And South Africa has a great proposition. It has a wealth of old vineyards, technology and know-how which is second to none and a diverse range of grape varieties and styles…all this against a backdrop of the most photogenic wine regions in the world. It’s a gastronomic heaven too, where a steady stream of visitors, are introduced to the magic of South African wines with food.

Klein Constantia, which we hit on a Saturday morning, was packed to the gunnels with visitors learning why its vineyards on the rear side of Table Mountain are so suited to Sauvignon Blanc vines. At Paul Cluver near Elgin at the start of the Garden Route, they serve the most beautiful and tasty, flower-sprinkled dishes with wines that have crystalline flavours that rival the best of Burgundy. At La Petite Ferme, we had free run to try the wines against the restaurant’s dishes, their Baboon Rock Chardonnay going perfectly with a scallop ceviche, with the sun sinking over the Franschhoek Valley and a pea hen taking her chicks up to roost in a nearby tree.

* * *

_Written task 1_.
Please list every winery named in the South African wine text.
_Written task 2_.
Answer these questions using the South African wine text.
(a) What backdrop does the text name for South Africa's wines?
(b) Which grape vines are Klein Constantia's vineyards suited to?
(c) Which wine went perfectly with the scallop ceviche at La Petite Ferme?

* * *

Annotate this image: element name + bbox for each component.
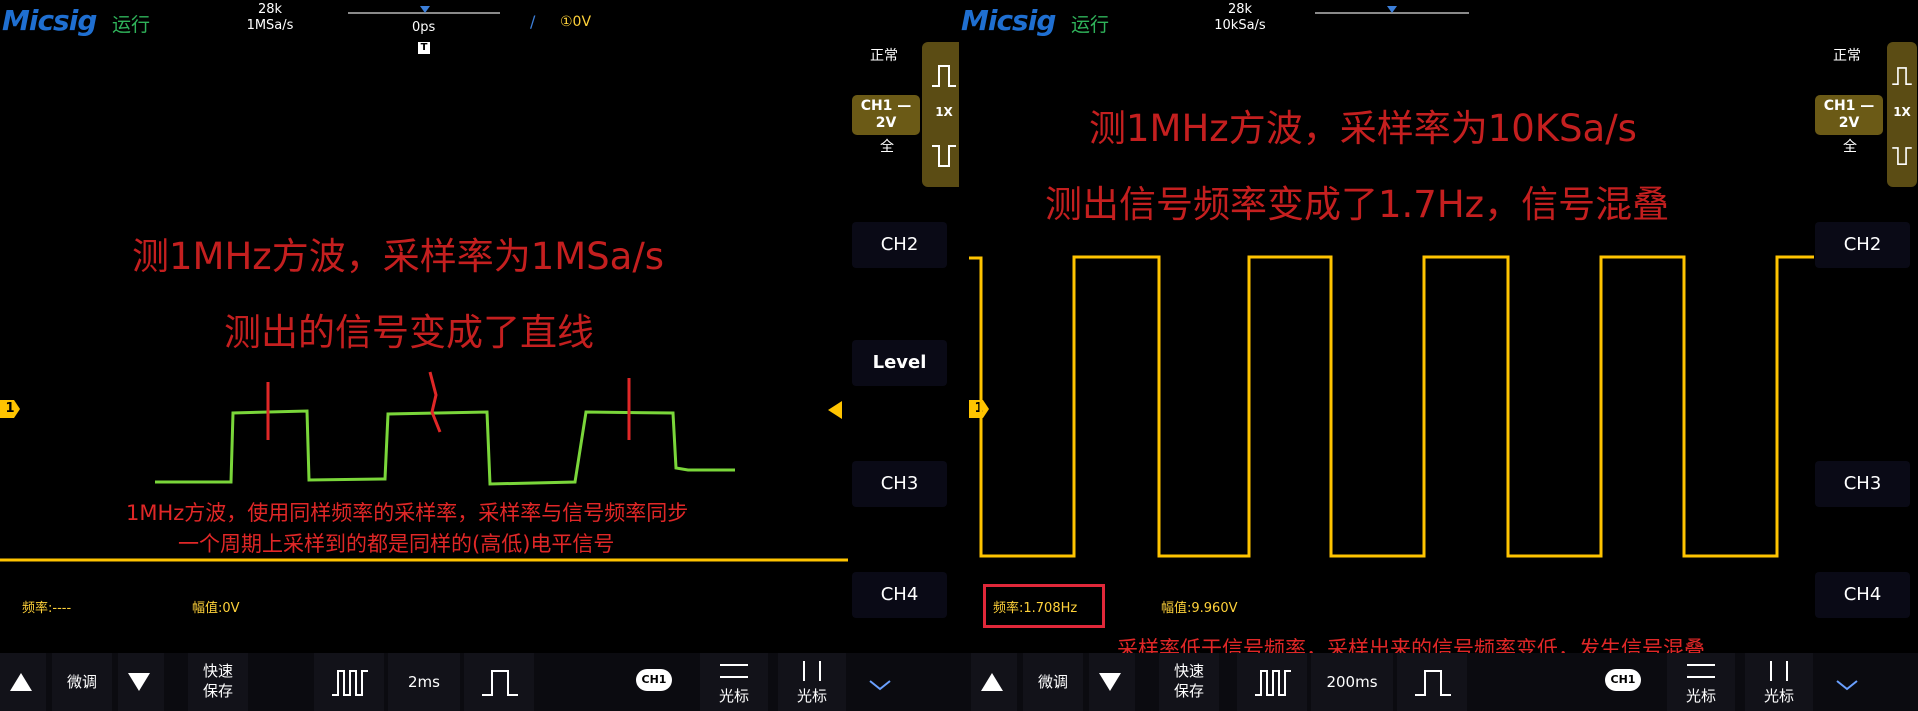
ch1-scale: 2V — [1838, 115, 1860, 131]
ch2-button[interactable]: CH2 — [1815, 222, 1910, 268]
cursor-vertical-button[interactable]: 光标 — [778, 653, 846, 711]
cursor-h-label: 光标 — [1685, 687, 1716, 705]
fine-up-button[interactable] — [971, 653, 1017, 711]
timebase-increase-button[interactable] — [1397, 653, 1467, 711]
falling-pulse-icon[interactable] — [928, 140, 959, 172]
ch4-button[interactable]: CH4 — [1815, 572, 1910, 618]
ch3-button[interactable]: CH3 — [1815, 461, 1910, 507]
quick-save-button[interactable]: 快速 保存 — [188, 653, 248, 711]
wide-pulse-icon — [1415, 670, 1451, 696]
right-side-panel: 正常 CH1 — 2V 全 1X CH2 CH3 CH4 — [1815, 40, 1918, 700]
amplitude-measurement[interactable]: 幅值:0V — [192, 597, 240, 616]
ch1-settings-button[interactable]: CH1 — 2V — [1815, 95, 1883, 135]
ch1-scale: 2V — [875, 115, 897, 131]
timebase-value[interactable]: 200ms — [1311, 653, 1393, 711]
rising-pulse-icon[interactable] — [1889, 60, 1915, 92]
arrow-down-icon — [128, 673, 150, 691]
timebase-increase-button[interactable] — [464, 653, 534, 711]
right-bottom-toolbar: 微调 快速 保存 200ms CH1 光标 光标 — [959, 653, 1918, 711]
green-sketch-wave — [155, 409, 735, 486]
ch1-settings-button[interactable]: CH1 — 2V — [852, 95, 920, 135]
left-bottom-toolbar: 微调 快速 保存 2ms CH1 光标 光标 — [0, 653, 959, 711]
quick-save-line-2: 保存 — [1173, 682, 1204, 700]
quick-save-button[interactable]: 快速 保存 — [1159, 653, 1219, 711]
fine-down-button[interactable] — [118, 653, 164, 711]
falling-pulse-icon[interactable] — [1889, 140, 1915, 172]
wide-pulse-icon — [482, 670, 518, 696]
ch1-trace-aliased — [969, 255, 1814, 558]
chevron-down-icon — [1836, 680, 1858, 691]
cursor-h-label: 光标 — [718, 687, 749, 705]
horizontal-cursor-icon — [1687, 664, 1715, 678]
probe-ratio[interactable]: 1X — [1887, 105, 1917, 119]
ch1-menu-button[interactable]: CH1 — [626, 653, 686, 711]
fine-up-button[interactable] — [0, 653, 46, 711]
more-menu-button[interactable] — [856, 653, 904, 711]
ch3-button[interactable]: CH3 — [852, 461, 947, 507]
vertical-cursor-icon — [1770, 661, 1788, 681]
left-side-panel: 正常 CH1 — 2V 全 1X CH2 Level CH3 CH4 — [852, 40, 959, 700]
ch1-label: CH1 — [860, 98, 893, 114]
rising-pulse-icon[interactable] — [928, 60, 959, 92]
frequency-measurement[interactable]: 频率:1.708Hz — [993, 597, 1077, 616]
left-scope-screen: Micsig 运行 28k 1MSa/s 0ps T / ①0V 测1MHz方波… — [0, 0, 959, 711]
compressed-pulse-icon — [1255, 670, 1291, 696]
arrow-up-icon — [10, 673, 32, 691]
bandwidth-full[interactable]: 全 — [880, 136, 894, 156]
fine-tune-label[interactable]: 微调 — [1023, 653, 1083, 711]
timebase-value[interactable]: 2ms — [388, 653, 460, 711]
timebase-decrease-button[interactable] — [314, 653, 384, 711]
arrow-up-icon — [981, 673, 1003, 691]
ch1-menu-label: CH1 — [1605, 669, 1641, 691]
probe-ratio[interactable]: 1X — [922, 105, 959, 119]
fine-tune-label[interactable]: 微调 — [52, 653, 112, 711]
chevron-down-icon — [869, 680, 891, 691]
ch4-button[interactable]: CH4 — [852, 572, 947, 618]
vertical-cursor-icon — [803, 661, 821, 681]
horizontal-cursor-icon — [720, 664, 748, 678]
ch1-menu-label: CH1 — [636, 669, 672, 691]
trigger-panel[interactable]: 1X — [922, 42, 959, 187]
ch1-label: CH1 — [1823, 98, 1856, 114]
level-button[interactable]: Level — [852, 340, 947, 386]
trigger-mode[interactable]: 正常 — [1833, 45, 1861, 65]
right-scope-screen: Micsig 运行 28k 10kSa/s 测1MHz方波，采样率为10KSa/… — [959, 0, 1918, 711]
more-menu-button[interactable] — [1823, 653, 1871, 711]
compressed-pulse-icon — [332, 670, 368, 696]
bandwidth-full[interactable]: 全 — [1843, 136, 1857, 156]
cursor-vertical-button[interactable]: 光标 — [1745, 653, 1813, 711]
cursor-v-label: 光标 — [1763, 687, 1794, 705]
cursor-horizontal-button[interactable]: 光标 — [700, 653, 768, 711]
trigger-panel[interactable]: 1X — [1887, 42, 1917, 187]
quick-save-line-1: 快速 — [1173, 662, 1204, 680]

* * *

_Output 1_.
Klein Constantia
Paul Cluver
La Petite Ferme

_Output 2_.
(a) The most photogenic wine regions in the world.
(b) Sauvignon Blanc.
(c) The Baboon Rock Chardonnay.